Task data:
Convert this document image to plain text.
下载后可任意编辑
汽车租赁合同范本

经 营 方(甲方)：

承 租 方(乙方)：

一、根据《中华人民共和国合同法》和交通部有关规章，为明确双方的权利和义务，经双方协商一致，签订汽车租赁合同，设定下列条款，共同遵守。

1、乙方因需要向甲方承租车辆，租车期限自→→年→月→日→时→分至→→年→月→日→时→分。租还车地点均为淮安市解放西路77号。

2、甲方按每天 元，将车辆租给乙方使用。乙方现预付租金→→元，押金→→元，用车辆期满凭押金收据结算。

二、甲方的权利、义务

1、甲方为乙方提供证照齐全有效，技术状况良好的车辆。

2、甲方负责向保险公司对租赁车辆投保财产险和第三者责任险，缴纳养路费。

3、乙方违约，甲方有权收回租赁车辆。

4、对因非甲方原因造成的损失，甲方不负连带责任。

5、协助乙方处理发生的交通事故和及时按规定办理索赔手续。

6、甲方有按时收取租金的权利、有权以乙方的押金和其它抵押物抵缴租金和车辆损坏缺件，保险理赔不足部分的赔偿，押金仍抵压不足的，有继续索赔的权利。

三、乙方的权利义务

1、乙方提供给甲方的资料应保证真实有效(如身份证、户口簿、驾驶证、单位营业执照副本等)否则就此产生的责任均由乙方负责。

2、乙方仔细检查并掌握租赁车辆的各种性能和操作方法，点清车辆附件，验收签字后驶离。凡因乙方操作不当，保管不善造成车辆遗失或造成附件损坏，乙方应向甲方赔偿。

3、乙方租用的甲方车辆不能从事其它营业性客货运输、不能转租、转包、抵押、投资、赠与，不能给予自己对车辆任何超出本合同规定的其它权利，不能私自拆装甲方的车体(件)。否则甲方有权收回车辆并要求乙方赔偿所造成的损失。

Stated task: Repeat the data precisely, line by line.

Answer in full:
Convert this document image to plain text.
下载后可任意编辑
汽车租赁合同范本

经 营 方(甲方)：

承 租 方(乙方)：

一、根据《中华人民共和国合同法》和交通部有关规章，为明确双方的权利和义务，经双方协商一致，签订汽车租赁合同，设定下列条款，共同遵守。

1、乙方因需要向甲方承租车辆，租车期限自→→年→月→日→时→分至→→年→月→日→时→分。租还车地点均为淮安市解放西路77号。

2、甲方按每天 元，将车辆租给乙方使用。乙方现预付租金→→元，押金→→元，用车辆期满凭押金收据结算。

二、甲方的权利、义务

1、甲方为乙方提供证照齐全有效，技术状况良好的车辆。

2、甲方负责向保险公司对租赁车辆投保财产险和第三者责任险，缴纳养路费。

3、乙方违约，甲方有权收回租赁车辆。

4、对因非甲方原因造成的损失，甲方不负连带责任。

5、协助乙方处理发生的交通事故和及时按规定办理索赔手续。

6、甲方有按时收取租金的权利、有权以乙方的押金和其它抵押物抵缴租金和车辆损坏缺件，保险理赔不足部分的赔偿，押金仍抵压不足的，有继续索赔的权利。

三、乙方的权利义务

1、乙方提供给甲方的资料应保证真实有效(如身份证、户口簿、驾驶证、单位营业执照副本等)否则就此产生的责任均由乙方负责。

2、乙方仔细检查并掌握租赁车辆的各种性能和操作方法，点清车辆附件，验收签字后驶离。凡因乙方操作不当，保管不善造成车辆遗失或造成附件损坏，乙方应向甲方赔偿。

3、乙方租用的甲方车辆不能从事其它营业性客货运输、不能转租、转包、抵押、投资、赠与，不能给予自己对车辆任何超出本合同规定的其它权利，不能私自拆装甲方的车体(件)。否则甲方有权收回车辆并要求乙方赔偿所造成的损失。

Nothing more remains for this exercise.